═════ Extracted entries

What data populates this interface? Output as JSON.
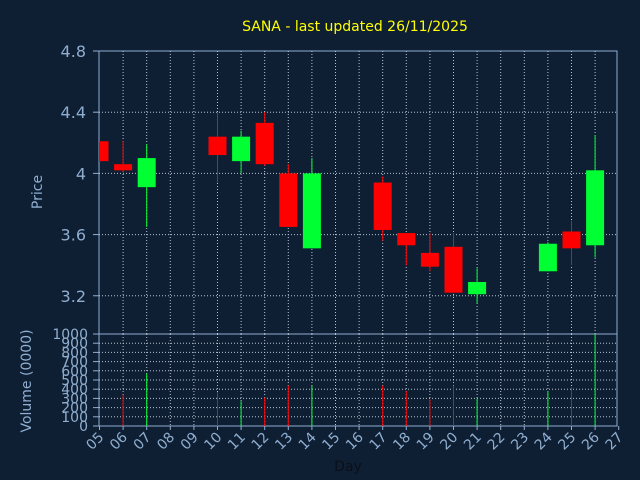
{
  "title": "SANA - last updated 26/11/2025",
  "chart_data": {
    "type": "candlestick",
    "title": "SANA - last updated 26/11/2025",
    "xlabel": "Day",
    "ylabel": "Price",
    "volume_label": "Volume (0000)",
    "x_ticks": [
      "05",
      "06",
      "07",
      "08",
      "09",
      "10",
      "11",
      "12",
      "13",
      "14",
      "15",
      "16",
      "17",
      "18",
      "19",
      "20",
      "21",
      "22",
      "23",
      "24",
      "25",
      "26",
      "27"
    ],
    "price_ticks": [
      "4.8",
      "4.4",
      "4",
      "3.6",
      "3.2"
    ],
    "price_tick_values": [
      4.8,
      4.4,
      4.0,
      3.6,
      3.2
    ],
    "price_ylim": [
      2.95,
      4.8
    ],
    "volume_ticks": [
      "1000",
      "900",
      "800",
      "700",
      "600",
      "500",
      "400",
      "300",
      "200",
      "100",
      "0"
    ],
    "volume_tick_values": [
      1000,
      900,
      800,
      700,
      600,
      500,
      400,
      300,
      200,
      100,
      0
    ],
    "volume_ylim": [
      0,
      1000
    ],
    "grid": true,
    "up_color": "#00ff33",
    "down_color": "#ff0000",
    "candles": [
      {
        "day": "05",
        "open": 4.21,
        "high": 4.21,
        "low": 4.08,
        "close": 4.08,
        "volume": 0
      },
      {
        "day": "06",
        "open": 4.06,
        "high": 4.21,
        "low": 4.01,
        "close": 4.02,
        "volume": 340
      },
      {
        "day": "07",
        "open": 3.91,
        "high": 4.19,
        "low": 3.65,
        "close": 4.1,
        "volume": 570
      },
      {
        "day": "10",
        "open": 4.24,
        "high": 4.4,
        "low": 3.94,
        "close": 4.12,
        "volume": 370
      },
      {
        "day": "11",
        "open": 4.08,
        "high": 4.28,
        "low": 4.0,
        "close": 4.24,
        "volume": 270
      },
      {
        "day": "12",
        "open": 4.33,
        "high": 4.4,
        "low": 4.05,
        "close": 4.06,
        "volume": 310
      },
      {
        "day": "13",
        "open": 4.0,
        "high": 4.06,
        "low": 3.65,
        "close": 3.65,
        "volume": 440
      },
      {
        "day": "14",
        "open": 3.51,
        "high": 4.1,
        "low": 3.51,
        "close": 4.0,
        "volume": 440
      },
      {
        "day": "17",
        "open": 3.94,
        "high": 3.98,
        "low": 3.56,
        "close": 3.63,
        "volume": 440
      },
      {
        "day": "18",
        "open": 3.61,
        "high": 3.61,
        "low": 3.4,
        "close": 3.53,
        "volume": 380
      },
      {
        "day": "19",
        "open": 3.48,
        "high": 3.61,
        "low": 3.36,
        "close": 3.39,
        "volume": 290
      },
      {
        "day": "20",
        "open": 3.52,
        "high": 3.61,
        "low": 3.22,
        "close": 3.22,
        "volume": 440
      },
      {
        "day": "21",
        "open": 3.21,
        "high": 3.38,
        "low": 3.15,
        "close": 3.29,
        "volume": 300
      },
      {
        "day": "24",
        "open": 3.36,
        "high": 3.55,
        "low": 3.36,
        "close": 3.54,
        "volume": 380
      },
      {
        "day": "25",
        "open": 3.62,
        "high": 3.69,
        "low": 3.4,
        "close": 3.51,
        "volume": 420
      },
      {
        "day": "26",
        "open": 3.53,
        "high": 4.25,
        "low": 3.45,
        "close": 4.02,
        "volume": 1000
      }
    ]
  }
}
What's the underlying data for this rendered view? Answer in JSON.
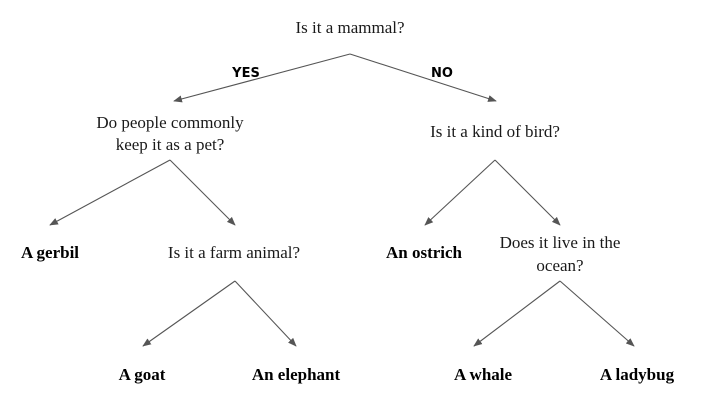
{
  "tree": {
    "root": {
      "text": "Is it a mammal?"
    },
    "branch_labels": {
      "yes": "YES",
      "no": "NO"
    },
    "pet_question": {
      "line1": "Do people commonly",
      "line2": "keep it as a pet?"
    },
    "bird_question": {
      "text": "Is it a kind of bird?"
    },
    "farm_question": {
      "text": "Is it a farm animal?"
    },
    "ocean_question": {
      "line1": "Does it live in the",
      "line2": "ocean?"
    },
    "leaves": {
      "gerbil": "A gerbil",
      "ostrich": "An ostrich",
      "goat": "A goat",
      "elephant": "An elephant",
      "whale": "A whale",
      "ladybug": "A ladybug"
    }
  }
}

══════════
═════ Extracted entries

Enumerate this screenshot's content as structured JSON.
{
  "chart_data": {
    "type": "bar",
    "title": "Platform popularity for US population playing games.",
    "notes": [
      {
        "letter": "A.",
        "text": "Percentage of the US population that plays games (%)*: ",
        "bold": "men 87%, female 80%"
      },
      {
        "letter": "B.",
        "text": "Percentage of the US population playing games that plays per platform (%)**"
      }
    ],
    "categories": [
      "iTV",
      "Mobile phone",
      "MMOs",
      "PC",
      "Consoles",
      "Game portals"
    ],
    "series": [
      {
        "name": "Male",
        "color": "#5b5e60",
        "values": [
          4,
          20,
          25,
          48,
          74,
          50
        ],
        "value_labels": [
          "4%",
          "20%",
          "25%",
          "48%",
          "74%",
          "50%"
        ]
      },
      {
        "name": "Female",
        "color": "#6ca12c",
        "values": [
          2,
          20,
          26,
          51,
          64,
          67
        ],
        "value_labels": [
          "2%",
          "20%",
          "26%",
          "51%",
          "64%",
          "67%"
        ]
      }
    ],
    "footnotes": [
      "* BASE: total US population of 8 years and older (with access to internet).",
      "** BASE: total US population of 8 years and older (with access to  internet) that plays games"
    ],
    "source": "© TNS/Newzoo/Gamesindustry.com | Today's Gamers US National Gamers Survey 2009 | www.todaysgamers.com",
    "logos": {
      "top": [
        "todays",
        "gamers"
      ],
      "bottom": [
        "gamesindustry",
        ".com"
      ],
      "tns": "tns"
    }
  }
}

══════════
═════ Extracted entries

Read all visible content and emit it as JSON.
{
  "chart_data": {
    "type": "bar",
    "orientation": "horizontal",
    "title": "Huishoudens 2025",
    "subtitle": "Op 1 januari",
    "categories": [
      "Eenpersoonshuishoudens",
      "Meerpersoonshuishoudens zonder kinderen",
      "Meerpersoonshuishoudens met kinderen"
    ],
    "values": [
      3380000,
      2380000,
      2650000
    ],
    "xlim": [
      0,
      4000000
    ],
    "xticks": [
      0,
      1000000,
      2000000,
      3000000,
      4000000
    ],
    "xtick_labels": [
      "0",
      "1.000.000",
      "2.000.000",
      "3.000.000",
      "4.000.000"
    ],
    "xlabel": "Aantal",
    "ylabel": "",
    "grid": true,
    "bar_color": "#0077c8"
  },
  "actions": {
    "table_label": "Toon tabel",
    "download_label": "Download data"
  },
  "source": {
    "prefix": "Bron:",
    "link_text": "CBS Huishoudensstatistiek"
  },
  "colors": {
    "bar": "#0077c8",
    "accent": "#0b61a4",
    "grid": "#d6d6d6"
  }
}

══════════

**Your goal**
Every line containing the string "JSON" must be listed.

**Complete answer**
What data populates this interface? Output as JSON.
What's the underlying data for this rendered view? Answer in JSON.
Enumerate this screenshot's content as structured JSON.
Read all visible content and emit it as JSON.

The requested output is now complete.